● **Aim of the exercise**:
Print every entry, word for word, and skip the images.

[Structured figure records]
+++++

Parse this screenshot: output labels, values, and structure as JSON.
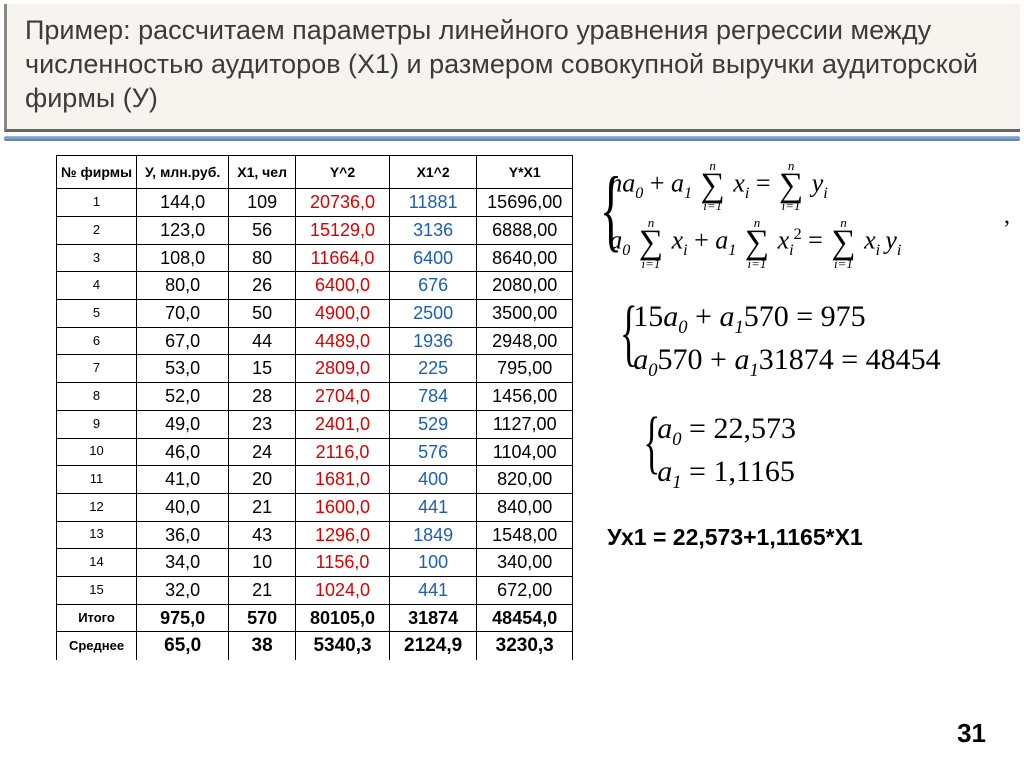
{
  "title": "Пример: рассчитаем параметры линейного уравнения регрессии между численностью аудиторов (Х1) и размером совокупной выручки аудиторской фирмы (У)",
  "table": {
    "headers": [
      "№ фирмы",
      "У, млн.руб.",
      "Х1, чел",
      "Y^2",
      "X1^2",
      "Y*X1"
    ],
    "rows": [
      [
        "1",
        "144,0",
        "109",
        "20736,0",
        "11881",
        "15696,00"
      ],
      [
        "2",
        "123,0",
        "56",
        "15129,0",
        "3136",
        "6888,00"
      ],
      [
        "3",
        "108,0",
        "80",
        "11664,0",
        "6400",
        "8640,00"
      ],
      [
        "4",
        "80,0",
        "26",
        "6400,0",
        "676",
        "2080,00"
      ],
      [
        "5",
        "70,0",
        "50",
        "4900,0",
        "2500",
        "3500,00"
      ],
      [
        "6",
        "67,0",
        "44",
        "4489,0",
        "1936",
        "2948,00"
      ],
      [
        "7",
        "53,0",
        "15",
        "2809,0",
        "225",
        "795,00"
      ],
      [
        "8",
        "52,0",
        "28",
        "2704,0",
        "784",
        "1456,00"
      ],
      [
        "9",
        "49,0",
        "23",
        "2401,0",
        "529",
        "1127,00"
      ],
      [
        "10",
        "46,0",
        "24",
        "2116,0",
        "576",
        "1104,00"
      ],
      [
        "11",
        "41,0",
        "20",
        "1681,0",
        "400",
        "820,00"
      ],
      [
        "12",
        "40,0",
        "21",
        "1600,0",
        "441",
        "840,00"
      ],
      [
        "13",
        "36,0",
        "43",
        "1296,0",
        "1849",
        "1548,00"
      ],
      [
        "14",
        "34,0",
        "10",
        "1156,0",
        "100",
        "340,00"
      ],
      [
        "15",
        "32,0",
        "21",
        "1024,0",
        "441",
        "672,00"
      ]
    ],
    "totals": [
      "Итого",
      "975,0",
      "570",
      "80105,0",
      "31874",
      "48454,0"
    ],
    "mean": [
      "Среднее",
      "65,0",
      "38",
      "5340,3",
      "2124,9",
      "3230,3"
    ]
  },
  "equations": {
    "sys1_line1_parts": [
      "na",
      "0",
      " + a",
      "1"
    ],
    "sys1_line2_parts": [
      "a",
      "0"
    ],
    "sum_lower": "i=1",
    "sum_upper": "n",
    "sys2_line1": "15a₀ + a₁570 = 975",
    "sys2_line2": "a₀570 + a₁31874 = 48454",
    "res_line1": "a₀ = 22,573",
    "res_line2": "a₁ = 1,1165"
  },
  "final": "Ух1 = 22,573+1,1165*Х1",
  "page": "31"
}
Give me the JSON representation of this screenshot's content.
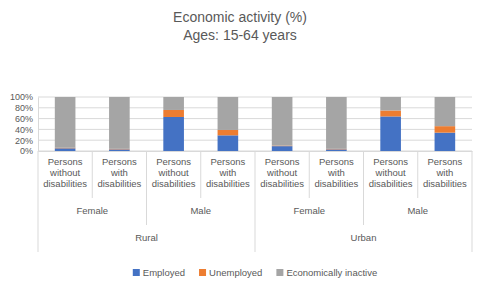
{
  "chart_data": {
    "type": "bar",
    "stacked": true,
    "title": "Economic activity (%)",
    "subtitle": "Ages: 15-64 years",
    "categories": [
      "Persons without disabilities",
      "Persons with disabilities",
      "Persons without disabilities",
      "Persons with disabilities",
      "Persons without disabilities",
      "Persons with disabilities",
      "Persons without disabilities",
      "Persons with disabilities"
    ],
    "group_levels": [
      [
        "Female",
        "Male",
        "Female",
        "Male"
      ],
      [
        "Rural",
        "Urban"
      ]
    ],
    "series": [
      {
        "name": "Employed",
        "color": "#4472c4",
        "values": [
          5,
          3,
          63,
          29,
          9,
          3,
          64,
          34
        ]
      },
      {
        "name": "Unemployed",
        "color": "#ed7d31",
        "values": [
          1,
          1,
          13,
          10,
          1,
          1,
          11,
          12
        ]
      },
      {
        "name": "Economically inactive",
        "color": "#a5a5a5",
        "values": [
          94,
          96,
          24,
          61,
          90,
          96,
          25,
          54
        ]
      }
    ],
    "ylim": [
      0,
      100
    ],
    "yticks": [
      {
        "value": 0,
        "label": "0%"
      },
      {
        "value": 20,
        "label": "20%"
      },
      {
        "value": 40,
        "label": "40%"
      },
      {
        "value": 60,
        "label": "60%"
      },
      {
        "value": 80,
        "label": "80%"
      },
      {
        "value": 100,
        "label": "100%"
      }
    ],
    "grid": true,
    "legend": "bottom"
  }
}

+++++

● **Response to this exercise**:
Parse this screenshot: output labels, values, and structure as JSON.
{
  "title": "Пример: рассчитаем параметры линейного уравнения регрессии между численностью аудиторов (Х1) и размером совокупной выручки аудиторской фирмы (У)",
  "table": {
    "headers": [
      "№ фирмы",
      "У, млн.руб.",
      "Х1, чел",
      "Y^2",
      "X1^2",
      "Y*X1"
    ],
    "rows": [
      [
        "1",
        "144,0",
        "109",
        "20736,0",
        "11881",
        "15696,00"
      ],
      [
        "2",
        "123,0",
        "56",
        "15129,0",
        "3136",
        "6888,00"
      ],
      [
        "3",
        "108,0",
        "80",
        "11664,0",
        "6400",
        "8640,00"
      ],
      [
        "4",
        "80,0",
        "26",
        "6400,0",
        "676",
        "2080,00"
      ],
      [
        "5",
        "70,0",
        "50",
        "4900,0",
        "2500",
        "3500,00"
      ],
      [
        "6",
        "67,0",
        "44",
        "4489,0",
        "1936",
        "2948,00"
      ],
      [
        "7",
        "53,0",
        "15",
        "2809,0",
        "225",
        "795,00"
      ],
      [
        "8",
        "52,0",
        "28",
        "2704,0",
        "784",
        "1456,00"
      ],
      [
        "9",
        "49,0",
        "23",
        "2401,0",
        "529",
        "1127,00"
      ],
      [
        "10",
        "46,0",
        "24",
        "2116,0",
        "576",
        "1104,00"
      ],
      [
        "11",
        "41,0",
        "20",
        "1681,0",
        "400",
        "820,00"
      ],
      [
        "12",
        "40,0",
        "21",
        "1600,0",
        "441",
        "840,00"
      ],
      [
        "13",
        "36,0",
        "43",
        "1296,0",
        "1849",
        "1548,00"
      ],
      [
        "14",
        "34,0",
        "10",
        "1156,0",
        "100",
        "340,00"
      ],
      [
        "15",
        "32,0",
        "21",
        "1024,0",
        "441",
        "672,00"
      ]
    ],
    "totals": [
      "Итого",
      "975,0",
      "570",
      "80105,0",
      "31874",
      "48454,0"
    ],
    "mean": [
      "Среднее",
      "65,0",
      "38",
      "5340,3",
      "2124,9",
      "3230,3"
    ]
  },
  "equations": {
    "sys1_line1_parts": [
      "na",
      "0",
      " + a",
      "1"
    ],
    "sys1_line2_parts": [
      "a",
      "0"
    ],
    "sum_lower": "i=1",
    "sum_upper": "n",
    "sys2_line1": "15a₀ + a₁570 = 975",
    "sys2_line2": "a₀570 + a₁31874 = 48454",
    "res_line1": "a₀ = 22,573",
    "res_line2": "a₁ = 1,1165"
  },
  "final": "Ух1 = 22,573+1,1165*Х1",
  "page": "31"
}
Give me the JSON representation of this screenshot's content.
{
  "chart_data": {
    "type": "bar",
    "stacked": true,
    "title": "Economic activity (%)",
    "subtitle": "Ages: 15-64 years",
    "categories": [
      "Persons without disabilities",
      "Persons with disabilities",
      "Persons without disabilities",
      "Persons with disabilities",
      "Persons without disabilities",
      "Persons with disabilities",
      "Persons without disabilities",
      "Persons with disabilities"
    ],
    "group_levels": [
      [
        "Female",
        "Male",
        "Female",
        "Male"
      ],
      [
        "Rural",
        "Urban"
      ]
    ],
    "series": [
      {
        "name": "Employed",
        "color": "#4472c4",
        "values": [
          5,
          3,
          63,
          29,
          9,
          3,
          64,
          34
        ]
      },
      {
        "name": "Unemployed",
        "color": "#ed7d31",
        "values": [
          1,
          1,
          13,
          10,
          1,
          1,
          11,
          12
        ]
      },
      {
        "name": "Economically inactive",
        "color": "#a5a5a5",
        "values": [
          94,
          96,
          24,
          61,
          90,
          96,
          25,
          54
        ]
      }
    ],
    "ylim": [
      0,
      100
    ],
    "yticks": [
      {
        "value": 0,
        "label": "0%"
      },
      {
        "value": 20,
        "label": "20%"
      },
      {
        "value": 40,
        "label": "40%"
      },
      {
        "value": 60,
        "label": "60%"
      },
      {
        "value": 80,
        "label": "80%"
      },
      {
        "value": 100,
        "label": "100%"
      }
    ],
    "grid": true,
    "legend": "bottom"
  }
}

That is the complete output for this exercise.